> [Task directions]:
Show every line of the records below that contains the word "name".

------

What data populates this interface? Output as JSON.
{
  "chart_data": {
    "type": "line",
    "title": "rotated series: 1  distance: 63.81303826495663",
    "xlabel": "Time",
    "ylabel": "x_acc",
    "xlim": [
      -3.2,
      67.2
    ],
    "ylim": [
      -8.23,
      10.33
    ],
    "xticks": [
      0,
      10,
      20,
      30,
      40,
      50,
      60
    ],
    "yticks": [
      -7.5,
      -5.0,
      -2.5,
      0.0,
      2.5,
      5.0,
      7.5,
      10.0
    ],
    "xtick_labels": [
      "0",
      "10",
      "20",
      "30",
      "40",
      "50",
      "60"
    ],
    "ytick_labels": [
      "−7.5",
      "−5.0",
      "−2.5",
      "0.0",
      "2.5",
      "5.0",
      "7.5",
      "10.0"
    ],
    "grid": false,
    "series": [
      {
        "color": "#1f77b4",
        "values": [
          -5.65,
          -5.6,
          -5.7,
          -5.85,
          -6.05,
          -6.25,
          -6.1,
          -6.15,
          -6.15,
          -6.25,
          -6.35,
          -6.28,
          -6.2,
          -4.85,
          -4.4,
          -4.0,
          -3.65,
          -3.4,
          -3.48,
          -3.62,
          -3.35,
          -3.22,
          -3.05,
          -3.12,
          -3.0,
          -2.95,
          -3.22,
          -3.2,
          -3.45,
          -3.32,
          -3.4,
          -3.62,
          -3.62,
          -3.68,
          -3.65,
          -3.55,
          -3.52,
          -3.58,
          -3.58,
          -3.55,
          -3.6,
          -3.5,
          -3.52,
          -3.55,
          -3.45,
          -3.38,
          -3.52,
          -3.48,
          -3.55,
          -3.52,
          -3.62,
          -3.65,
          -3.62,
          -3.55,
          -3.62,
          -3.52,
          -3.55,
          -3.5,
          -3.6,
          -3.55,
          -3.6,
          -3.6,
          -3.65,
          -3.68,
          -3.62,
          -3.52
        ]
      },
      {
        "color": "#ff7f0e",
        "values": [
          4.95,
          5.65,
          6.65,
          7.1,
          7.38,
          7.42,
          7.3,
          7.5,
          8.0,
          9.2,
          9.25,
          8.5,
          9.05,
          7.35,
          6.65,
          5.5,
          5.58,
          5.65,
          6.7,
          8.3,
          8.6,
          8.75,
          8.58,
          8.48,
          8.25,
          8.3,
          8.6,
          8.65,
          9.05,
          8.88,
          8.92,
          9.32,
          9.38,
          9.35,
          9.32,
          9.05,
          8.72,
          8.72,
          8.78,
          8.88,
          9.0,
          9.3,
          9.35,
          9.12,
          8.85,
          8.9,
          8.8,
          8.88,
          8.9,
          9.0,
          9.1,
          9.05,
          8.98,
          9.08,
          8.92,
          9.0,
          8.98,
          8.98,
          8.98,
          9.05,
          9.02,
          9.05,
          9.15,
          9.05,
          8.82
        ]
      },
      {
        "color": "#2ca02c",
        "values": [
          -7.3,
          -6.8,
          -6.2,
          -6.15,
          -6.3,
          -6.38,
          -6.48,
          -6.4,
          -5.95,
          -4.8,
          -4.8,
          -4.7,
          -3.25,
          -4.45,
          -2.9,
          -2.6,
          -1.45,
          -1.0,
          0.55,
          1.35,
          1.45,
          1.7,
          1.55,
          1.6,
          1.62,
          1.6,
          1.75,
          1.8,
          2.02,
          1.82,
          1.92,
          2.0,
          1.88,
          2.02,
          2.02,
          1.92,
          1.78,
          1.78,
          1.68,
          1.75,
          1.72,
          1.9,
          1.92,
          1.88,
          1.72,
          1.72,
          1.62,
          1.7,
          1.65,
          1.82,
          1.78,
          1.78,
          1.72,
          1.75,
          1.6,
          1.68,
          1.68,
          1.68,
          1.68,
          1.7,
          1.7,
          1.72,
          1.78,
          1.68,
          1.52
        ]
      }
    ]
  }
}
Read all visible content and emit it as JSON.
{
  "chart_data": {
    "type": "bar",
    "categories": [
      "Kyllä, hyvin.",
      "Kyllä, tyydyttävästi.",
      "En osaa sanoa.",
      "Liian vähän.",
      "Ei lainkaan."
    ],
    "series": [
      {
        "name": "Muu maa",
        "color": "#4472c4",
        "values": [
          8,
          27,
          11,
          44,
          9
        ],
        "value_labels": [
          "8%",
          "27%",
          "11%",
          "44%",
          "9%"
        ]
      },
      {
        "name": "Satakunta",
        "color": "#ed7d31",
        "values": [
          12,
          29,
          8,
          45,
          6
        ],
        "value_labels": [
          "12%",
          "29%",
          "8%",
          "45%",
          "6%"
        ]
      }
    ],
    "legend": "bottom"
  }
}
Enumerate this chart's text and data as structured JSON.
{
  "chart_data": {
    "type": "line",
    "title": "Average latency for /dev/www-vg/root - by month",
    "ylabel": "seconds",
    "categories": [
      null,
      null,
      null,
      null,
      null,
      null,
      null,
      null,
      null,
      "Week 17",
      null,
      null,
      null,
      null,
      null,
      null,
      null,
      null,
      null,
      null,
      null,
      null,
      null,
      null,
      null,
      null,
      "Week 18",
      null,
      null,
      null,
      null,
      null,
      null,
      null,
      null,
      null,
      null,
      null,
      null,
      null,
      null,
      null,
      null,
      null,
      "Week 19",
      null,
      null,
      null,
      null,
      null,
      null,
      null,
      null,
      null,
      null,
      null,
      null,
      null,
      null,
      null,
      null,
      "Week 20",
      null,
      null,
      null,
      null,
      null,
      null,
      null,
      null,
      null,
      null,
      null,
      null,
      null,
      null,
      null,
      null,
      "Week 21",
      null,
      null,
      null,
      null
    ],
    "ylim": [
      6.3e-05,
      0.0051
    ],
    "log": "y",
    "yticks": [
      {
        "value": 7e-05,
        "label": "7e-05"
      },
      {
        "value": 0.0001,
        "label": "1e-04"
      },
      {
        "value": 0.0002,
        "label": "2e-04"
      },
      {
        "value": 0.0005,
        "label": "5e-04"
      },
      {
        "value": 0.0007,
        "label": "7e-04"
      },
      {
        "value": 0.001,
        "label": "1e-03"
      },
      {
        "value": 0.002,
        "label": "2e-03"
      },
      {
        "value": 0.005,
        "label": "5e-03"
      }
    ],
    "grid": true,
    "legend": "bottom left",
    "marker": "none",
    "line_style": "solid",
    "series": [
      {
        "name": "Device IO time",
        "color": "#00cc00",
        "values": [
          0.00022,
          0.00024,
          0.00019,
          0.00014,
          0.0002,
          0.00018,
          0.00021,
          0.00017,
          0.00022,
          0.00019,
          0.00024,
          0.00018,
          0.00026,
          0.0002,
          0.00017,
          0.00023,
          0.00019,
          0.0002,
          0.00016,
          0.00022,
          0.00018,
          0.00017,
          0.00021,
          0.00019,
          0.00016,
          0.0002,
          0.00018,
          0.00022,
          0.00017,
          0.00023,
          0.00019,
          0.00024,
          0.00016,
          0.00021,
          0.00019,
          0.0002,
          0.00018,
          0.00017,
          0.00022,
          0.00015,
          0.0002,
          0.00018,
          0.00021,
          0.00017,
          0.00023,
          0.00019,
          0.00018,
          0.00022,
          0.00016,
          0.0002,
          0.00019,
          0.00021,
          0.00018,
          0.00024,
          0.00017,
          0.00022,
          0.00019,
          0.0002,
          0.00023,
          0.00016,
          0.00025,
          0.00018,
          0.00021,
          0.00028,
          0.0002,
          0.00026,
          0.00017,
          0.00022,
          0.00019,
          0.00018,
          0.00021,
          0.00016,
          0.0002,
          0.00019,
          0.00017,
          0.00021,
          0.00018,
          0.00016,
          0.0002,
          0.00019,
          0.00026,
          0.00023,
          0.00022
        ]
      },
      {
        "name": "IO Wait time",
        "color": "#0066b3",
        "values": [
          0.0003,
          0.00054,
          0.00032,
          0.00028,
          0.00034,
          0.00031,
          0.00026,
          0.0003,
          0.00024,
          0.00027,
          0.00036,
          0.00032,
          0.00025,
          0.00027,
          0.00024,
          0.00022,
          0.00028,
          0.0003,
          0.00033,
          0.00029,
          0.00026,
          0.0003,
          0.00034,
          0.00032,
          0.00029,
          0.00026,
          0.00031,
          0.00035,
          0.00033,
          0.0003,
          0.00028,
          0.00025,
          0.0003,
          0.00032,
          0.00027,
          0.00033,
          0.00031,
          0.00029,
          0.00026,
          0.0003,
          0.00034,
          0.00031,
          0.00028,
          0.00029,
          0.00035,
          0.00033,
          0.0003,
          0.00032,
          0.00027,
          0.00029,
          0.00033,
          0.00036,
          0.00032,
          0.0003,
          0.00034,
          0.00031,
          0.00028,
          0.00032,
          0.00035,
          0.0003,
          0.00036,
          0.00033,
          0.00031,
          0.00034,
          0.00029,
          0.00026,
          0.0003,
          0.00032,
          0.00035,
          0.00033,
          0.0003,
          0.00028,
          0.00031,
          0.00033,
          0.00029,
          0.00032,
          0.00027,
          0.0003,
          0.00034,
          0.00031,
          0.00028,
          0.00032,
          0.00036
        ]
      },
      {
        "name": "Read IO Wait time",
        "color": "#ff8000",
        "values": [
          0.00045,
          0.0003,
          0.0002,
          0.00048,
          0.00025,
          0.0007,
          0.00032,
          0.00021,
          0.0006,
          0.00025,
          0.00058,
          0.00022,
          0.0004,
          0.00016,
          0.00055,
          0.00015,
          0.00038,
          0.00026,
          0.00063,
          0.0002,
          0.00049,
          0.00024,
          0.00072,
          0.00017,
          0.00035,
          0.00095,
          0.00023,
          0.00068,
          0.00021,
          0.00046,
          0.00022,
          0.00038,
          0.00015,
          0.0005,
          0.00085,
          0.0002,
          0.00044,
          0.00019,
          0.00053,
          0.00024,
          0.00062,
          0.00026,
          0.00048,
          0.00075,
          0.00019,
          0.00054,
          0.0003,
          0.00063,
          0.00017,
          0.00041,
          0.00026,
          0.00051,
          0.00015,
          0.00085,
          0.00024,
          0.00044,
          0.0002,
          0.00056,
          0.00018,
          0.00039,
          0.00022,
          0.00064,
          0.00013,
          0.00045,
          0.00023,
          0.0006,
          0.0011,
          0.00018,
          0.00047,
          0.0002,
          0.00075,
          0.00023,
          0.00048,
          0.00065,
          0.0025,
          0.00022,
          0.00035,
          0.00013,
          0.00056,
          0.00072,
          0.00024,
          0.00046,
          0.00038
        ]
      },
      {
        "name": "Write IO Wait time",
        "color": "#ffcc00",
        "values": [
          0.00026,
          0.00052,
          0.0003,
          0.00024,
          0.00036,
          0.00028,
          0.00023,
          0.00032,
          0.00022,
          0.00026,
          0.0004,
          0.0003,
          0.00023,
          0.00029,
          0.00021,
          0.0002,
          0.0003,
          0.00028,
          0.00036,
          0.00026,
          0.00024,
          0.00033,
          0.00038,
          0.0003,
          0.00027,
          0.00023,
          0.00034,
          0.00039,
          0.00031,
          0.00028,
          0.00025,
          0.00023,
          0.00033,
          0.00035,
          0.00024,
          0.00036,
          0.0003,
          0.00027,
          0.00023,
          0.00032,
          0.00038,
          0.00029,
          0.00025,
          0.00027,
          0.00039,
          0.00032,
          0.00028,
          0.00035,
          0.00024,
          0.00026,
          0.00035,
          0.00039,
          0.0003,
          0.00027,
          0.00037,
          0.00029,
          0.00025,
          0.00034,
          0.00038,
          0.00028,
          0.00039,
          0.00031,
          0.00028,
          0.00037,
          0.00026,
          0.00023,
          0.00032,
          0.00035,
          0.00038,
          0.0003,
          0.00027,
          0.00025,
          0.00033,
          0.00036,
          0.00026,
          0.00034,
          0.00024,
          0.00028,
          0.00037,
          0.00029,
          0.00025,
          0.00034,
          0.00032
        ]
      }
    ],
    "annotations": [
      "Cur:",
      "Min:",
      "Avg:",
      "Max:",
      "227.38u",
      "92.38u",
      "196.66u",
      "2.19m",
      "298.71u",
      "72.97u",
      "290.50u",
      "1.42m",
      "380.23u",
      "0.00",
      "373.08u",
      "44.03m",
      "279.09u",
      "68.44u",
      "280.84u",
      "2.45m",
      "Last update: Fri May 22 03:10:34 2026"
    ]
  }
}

------

> [The solution]:
        "name": "Muu maa",
        "name": "Satakunta",
        "name": "Device IO time",
        "name": "IO Wait time",
        "name": "Read IO Wait time",
        "name": "Write IO Wait time",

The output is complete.